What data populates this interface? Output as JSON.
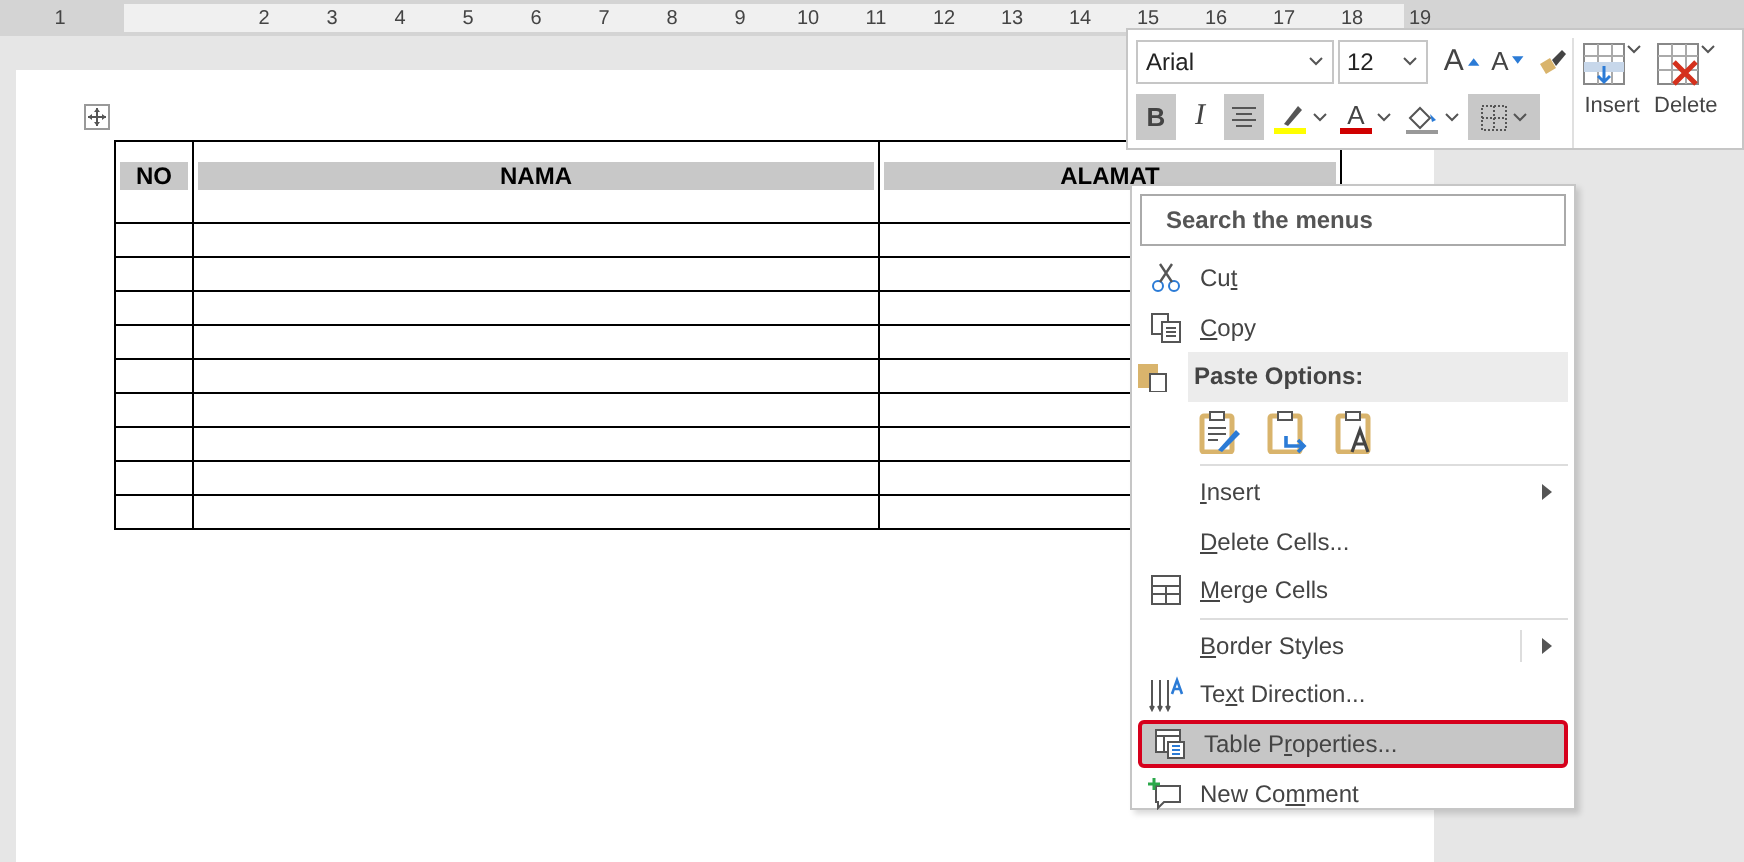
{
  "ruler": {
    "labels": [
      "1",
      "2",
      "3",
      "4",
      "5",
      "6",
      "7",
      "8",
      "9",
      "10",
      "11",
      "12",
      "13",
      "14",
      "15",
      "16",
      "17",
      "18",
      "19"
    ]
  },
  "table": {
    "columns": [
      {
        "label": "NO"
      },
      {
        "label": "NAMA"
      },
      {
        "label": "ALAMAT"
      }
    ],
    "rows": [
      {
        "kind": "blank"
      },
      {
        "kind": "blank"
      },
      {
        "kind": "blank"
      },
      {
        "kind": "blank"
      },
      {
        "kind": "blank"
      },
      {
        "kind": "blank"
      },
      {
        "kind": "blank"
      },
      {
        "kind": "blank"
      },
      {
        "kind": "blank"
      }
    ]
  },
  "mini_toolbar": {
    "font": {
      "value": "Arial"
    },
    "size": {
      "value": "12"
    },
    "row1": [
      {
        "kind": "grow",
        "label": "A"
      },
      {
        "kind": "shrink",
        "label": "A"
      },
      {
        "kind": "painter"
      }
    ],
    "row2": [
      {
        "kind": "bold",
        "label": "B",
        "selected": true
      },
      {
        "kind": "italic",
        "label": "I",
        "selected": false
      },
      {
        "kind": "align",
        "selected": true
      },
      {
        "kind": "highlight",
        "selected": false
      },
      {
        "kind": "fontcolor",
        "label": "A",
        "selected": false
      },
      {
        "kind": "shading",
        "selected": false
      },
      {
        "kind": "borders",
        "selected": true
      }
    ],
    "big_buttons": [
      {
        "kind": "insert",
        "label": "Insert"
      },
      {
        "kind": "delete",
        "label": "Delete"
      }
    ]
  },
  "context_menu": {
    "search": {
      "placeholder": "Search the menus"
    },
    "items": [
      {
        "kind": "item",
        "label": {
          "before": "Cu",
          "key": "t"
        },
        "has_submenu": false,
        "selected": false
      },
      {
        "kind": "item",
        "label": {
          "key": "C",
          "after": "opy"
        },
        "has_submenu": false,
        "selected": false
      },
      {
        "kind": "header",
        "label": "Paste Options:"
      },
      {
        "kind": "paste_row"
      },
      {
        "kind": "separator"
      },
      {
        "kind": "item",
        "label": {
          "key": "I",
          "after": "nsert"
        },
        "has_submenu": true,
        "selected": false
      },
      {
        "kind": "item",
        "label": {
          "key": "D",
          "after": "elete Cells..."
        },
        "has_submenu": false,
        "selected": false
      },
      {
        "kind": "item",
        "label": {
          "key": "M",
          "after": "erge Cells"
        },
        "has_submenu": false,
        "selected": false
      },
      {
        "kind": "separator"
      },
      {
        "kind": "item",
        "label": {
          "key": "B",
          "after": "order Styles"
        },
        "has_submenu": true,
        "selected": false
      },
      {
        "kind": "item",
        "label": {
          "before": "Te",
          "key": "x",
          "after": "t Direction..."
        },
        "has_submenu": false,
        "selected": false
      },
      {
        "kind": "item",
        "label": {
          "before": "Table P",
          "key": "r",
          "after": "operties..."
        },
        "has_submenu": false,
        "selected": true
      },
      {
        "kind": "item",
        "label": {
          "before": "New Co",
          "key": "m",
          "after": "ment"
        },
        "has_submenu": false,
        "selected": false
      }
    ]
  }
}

* * *

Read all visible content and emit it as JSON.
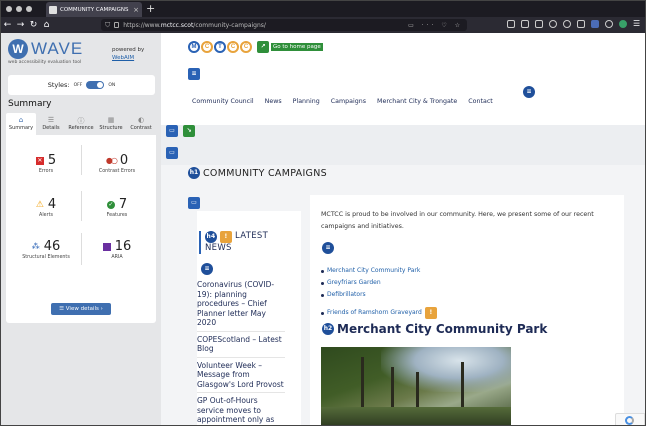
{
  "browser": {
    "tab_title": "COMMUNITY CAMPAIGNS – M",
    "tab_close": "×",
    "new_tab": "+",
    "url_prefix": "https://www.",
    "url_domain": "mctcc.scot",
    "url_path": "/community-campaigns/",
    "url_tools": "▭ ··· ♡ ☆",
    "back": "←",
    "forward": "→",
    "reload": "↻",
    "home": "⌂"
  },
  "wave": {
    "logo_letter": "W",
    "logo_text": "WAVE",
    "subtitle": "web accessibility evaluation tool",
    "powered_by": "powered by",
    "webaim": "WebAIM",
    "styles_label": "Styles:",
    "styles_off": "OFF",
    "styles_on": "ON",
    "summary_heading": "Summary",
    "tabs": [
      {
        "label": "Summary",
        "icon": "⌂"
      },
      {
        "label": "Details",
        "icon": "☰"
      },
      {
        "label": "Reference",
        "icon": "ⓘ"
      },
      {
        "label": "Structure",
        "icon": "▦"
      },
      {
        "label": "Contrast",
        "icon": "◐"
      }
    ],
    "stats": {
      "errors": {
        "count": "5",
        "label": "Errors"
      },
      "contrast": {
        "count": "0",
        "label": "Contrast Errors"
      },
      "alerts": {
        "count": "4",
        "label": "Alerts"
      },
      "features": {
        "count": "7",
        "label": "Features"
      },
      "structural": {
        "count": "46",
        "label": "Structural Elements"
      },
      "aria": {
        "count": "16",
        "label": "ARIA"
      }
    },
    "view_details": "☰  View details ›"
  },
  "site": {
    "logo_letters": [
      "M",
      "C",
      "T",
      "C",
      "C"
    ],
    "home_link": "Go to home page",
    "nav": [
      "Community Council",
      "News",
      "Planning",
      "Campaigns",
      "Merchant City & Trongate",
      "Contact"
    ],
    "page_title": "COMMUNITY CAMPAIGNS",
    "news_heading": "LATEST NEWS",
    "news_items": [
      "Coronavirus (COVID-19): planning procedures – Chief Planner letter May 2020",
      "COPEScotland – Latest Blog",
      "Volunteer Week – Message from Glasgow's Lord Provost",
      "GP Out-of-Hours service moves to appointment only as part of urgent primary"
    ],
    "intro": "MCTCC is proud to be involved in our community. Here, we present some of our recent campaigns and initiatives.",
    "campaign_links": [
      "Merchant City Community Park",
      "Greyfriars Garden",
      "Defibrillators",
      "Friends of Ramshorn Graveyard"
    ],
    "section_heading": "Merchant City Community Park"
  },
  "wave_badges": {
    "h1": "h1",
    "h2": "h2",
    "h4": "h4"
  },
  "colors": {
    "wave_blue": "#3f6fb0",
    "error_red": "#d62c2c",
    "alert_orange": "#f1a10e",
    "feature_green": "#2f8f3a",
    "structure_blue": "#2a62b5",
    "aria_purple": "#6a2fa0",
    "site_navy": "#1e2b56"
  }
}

Work request:
Write only the number of lines in the records that contain the string "Merchant".

Answer space:
3